▸ SUPPLIED INFORMATION
▬▬▬

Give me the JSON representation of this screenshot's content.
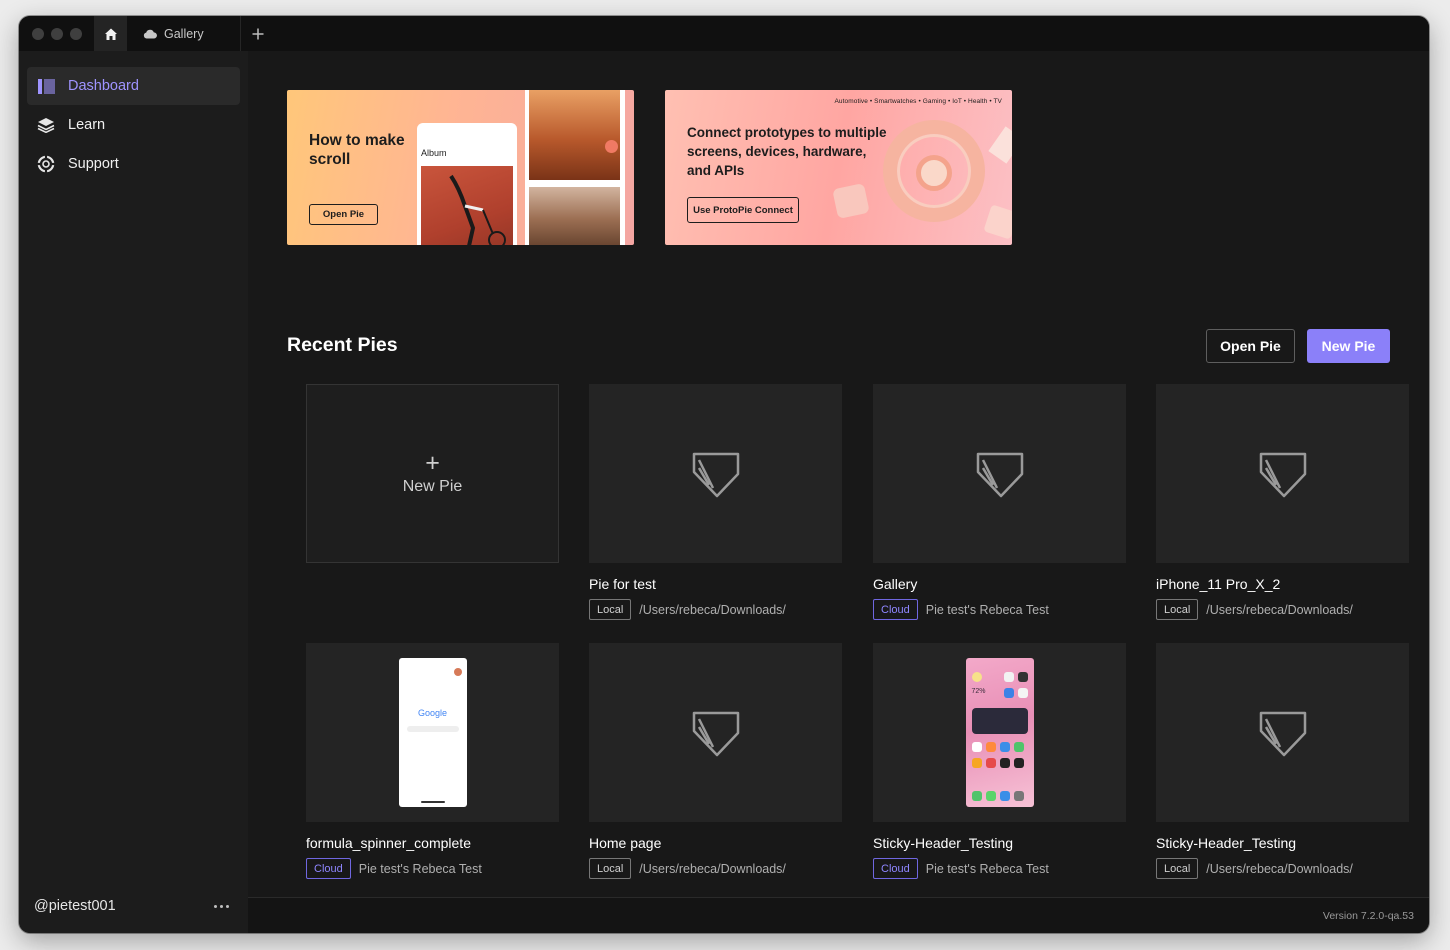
{
  "tabs": {
    "gallery_label": "Gallery"
  },
  "sidebar": {
    "items": [
      {
        "label": "Dashboard"
      },
      {
        "label": "Learn"
      },
      {
        "label": "Support"
      }
    ],
    "user_handle": "@pietest001"
  },
  "banners": {
    "scroll": {
      "title": "How to make scroll",
      "button": "Open Pie",
      "card_label": "Album"
    },
    "connect": {
      "tags": "Automotive  •  Smartwatches  •  Gaming  •  IoT  •  Health  •  TV",
      "title": "Connect prototypes to multiple screens, devices, hardware, and APIs",
      "button": "Use ProtoPie Connect"
    }
  },
  "recent": {
    "title": "Recent Pies",
    "open_button": "Open Pie",
    "new_button": "New Pie",
    "new_card_label": "New Pie",
    "pies": [
      {
        "name": "Pie for test",
        "location": "Local",
        "path": "/Users/rebeca/Downloads/"
      },
      {
        "name": "Gallery",
        "location": "Cloud",
        "path": "Pie test's Rebeca Test"
      },
      {
        "name": "iPhone_11 Pro_X_2",
        "location": "Local",
        "path": "/Users/rebeca/Downloads/"
      },
      {
        "name": "formula_spinner_complete",
        "location": "Cloud",
        "path": "Pie test's Rebeca Test"
      },
      {
        "name": "Home page",
        "location": "Local",
        "path": "/Users/rebeca/Downloads/"
      },
      {
        "name": "Sticky-Header_Testing",
        "location": "Cloud",
        "path": "Pie test's Rebeca Test"
      },
      {
        "name": "Sticky-Header_Testing",
        "location": "Local",
        "path": "/Users/rebeca/Downloads/"
      }
    ]
  },
  "google_preview_word": "Google",
  "ios_preview_percent": "72%",
  "footer": {
    "version": "Version 7.2.0-qa.53"
  },
  "colors": {
    "accent": "#8b80f9",
    "cloud_badge": "#8f86ff",
    "background": "#181818"
  }
}
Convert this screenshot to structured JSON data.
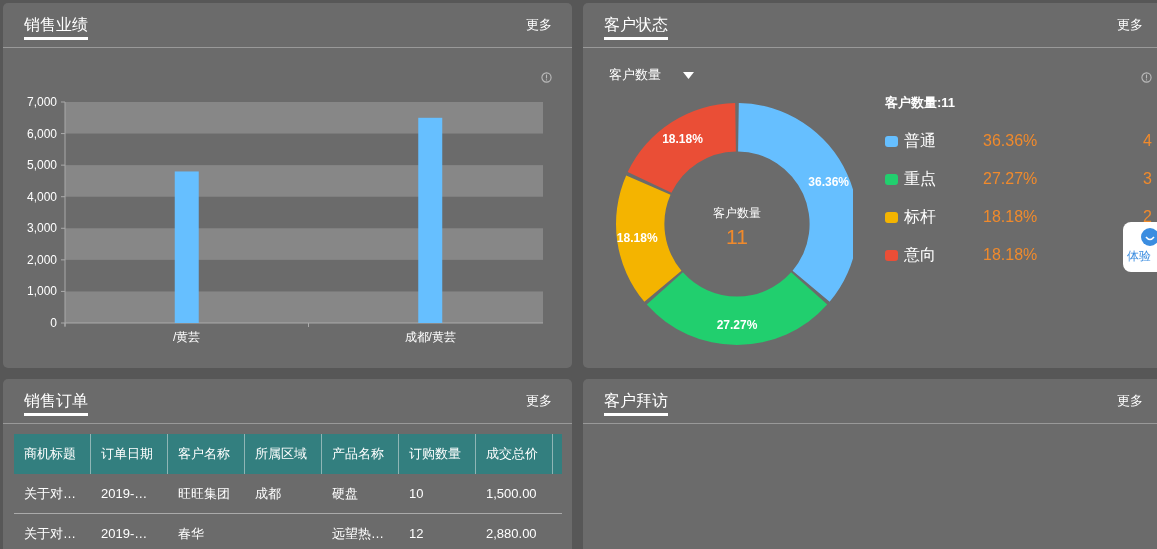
{
  "sales_performance": {
    "title": "销售业绩",
    "more": "更多",
    "chart_data": {
      "type": "bar",
      "categories": [
        "/黄芸",
        "成都/黄芸"
      ],
      "series": [
        {
          "color": "#66bfff",
          "values": [
            4800,
            6500
          ]
        }
      ],
      "ylim": [
        0,
        7000
      ],
      "yticks": [
        {
          "value": 0,
          "label": "0"
        },
        {
          "value": 1000,
          "label": "1,000"
        },
        {
          "value": 2000,
          "label": "2,000"
        },
        {
          "value": 3000,
          "label": "3,000"
        },
        {
          "value": 4000,
          "label": "4,000"
        },
        {
          "value": 5000,
          "label": "5,000"
        },
        {
          "value": 6000,
          "label": "6,000"
        },
        {
          "value": 7000,
          "label": "7,000"
        }
      ]
    }
  },
  "customer_status": {
    "title": "客户状态",
    "more": "更多",
    "dropdown": "客户数量",
    "center_label": "客户数量",
    "center_value": "11",
    "legend_title": "客户数量:11",
    "chart_data": {
      "type": "donut",
      "series": [
        {
          "values": [
            36.36,
            27.27,
            18.18,
            18.18
          ]
        }
      ],
      "value_labels": [
        "36.36%",
        "27.27%",
        "18.18%",
        "18.18%"
      ]
    },
    "legend": [
      {
        "label": "普通",
        "color": "#66bfff",
        "percent": "36.36%",
        "count": "4"
      },
      {
        "label": "重点",
        "color": "#21cf6e",
        "percent": "27.27%",
        "count": "3"
      },
      {
        "label": "标杆",
        "color": "#f4b400",
        "percent": "18.18%",
        "count": "2"
      },
      {
        "label": "意向",
        "color": "#ea4e36",
        "percent": "18.18%"
      }
    ]
  },
  "sales_orders": {
    "title": "销售订单",
    "more": "更多",
    "columns": [
      "商机标题",
      "订单日期",
      "客户名称",
      "所属区域",
      "产品名称",
      "订购数量",
      "成交总价"
    ],
    "rows": [
      [
        "关于对…",
        "2019-…",
        "旺旺集团",
        "成都",
        "硬盘",
        "10",
        "1,500.00"
      ],
      [
        "关于对…",
        "2019-…",
        "春华",
        "",
        "远望热…",
        "12",
        "2,880.00"
      ]
    ]
  },
  "customer_visits": {
    "title": "客户拜访",
    "more": "更多"
  },
  "helper_widget": {
    "label": "体验"
  }
}
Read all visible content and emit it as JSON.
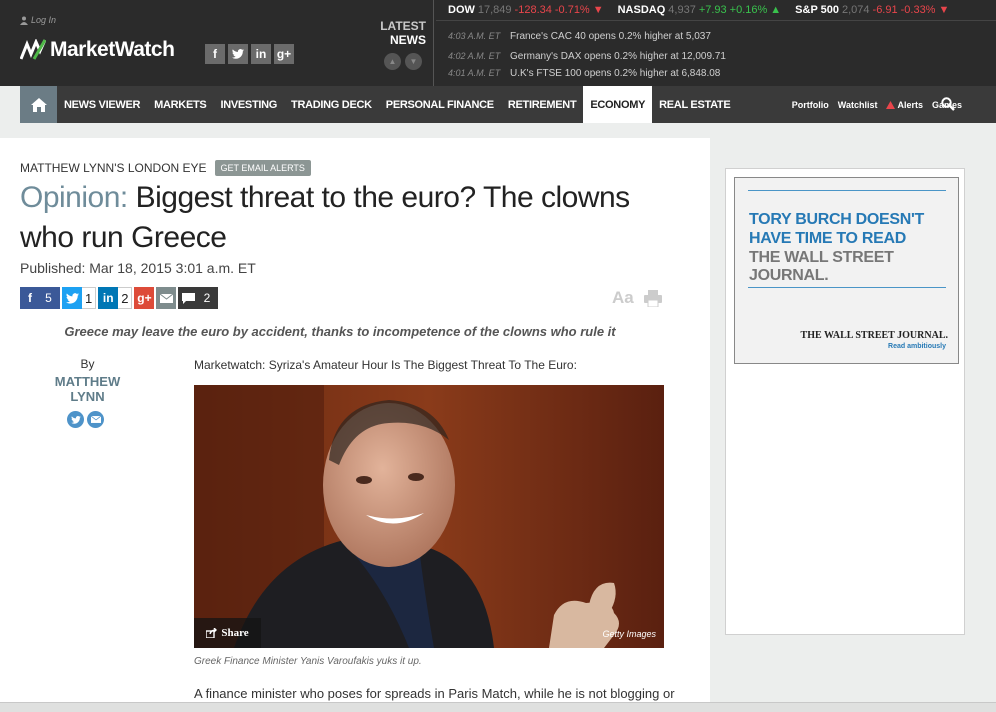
{
  "header": {
    "login_label": "Log In",
    "logo_text": "MarketWatch",
    "social_icons": [
      "facebook-icon",
      "twitter-icon",
      "linkedin-icon",
      "googleplus-icon"
    ],
    "latest_label_1": "LATEST",
    "latest_label_2": "NEWS",
    "tickers": [
      {
        "name": "DOW",
        "value": "17,849",
        "change": "-128.34",
        "pct": "-0.71%",
        "direction": "down"
      },
      {
        "name": "NASDAQ",
        "value": "4,937",
        "change": "+7.93",
        "pct": "+0.16%",
        "direction": "up"
      },
      {
        "name": "S&P 500",
        "value": "2,074",
        "change": "-6.91",
        "pct": "-0.33%",
        "direction": "down"
      }
    ],
    "news": [
      {
        "time": "4:03 A.M. ET",
        "text": "France's CAC 40 opens 0.2% higher at 5,037"
      },
      {
        "time": "4:02 A.M. ET",
        "text": "Germany's DAX opens 0.2% higher at 12,009.71"
      },
      {
        "time": "4:01 A.M. ET",
        "text": "U.K's FTSE 100 opens 0.2% higher at 6,848.08"
      }
    ]
  },
  "nav": {
    "items": [
      "NEWS VIEWER",
      "MARKETS",
      "INVESTING",
      "TRADING DECK",
      "PERSONAL FINANCE",
      "RETIREMENT",
      "ECONOMY",
      "REAL ESTATE"
    ],
    "active": "ECONOMY",
    "right": [
      "Portfolio",
      "Watchlist",
      "Alerts",
      "Games"
    ]
  },
  "article": {
    "kicker": "MATTHEW LYNN'S LONDON EYE",
    "email_alerts": "GET EMAIL ALERTS",
    "headline_prefix": "Opinion:",
    "headline": "Biggest threat to the euro? The clowns who run Greece",
    "published": "Published: Mar 18, 2015 3:01 a.m. ET",
    "shares": {
      "facebook": "5",
      "twitter": "1",
      "linkedin": "2",
      "googleplus": "",
      "email": "",
      "comments": "2"
    },
    "text_size_label": "Aa",
    "subtitle": "Greece may leave the euro by accident, thanks to incompetence of the clowns who rule it",
    "by_label": "By",
    "author_first": "MATTHEW",
    "author_last": "LYNN",
    "source_line": "Marketwatch: Syriza's Amateur Hour Is The Biggest Threat To The Euro:",
    "photo_share_label": "Share",
    "photo_credit": "Getty Images",
    "caption": "Greek Finance Minister Yanis Varoufakis yuks it up.",
    "body_first_line": "A finance minister who poses for spreads in Paris Match, while he is not blogging or"
  },
  "ad": {
    "line1": "TORY BURCH DOESN'T",
    "line2": "HAVE TIME TO READ",
    "line3": "THE WALL STREET JOURNAL.",
    "brand": "THE WALL STREET JOURNAL.",
    "tagline": "Read ambitiously"
  },
  "colors": {
    "accent": "#6f8c9a",
    "header_bg": "#2b2b2b",
    "nav_bg": "#3a3a3a",
    "up": "#39c24d",
    "down": "#e8454b",
    "ad_blue": "#2679b5"
  }
}
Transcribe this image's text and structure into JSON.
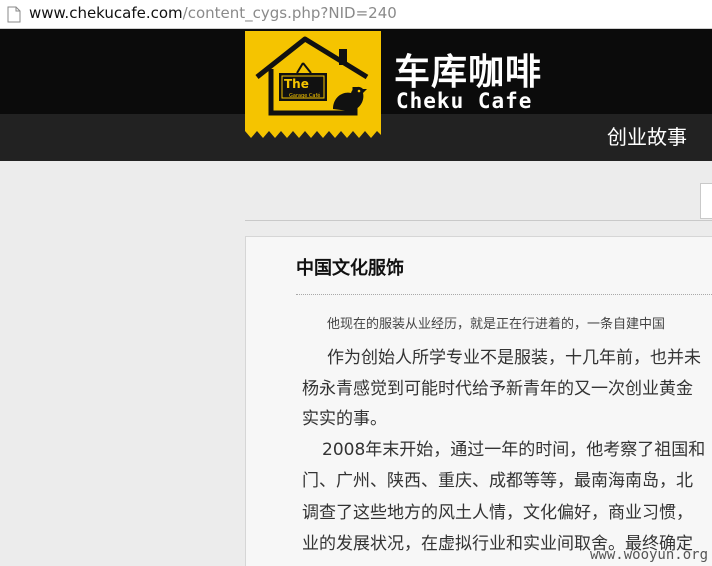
{
  "browser": {
    "url_host": "www.chekucafe.com",
    "url_path": "/content_cygs.php?NID=240"
  },
  "header": {
    "logo_small": "The",
    "logo_tiny": "Garage Café",
    "brand_cn": "车库咖啡",
    "brand_en": "Cheku Cafe",
    "nav_item": "创业故事"
  },
  "article": {
    "title": "中国文化服饰",
    "intro": "他现在的服装从业经历，就是正在行进着的，一条自建中国",
    "lines": [
      "作为创始人所学专业不是服装，十几年前，也并未",
      "杨永青感觉到可能时代给予新青年的又一次创业黄金",
      "实实的事。",
      "2008年末开始，通过一年的时间，他考察了祖国和",
      "门、广州、陕西、重庆、成都等等，最南海南岛，北",
      "调查了这些地方的风土人情，文化偏好，商业习惯，",
      "业的发展状况，在虚拟行业和实业间取舍。最终确定"
    ]
  },
  "watermark": "www.wooyun.org",
  "colors": {
    "logo_yellow": "#f5c400",
    "header_black": "#0b0b0b",
    "nav_dark": "#222222"
  }
}
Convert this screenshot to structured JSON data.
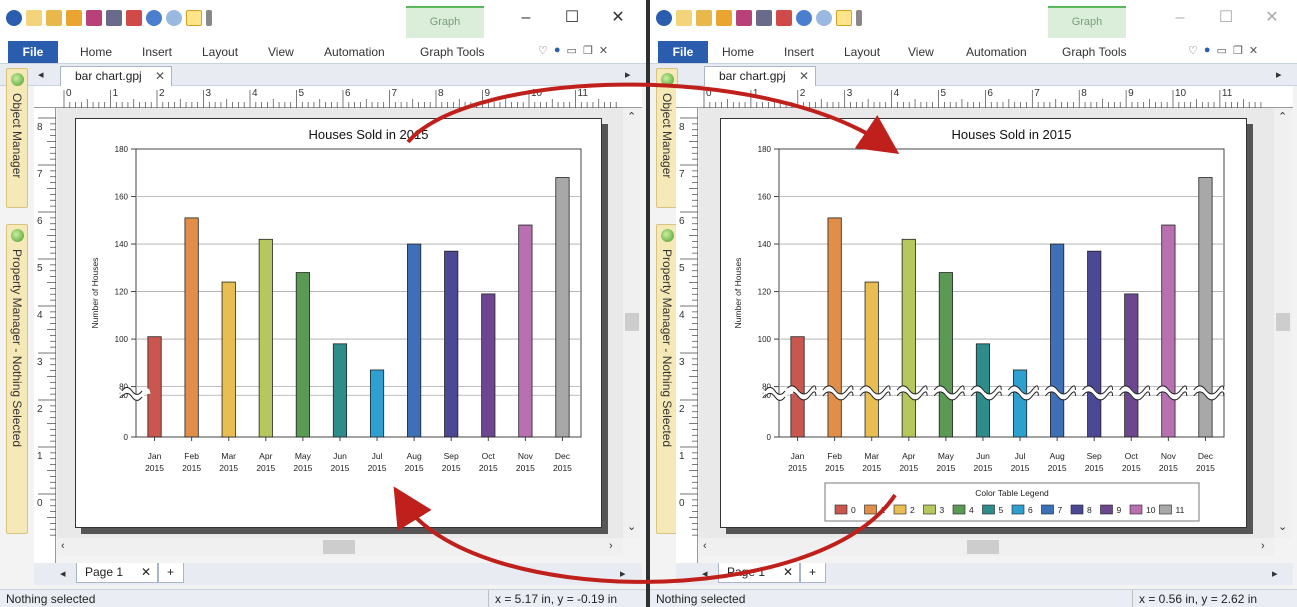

▬▬▬

▸ STATED GOAL
Scan the material above. Return every line containing the string "STREET".

▸ TASK RESULT
    "line3": "THE WALL STREET JOURNAL.",
    "brand": "THE WALL STREET JOURNAL.",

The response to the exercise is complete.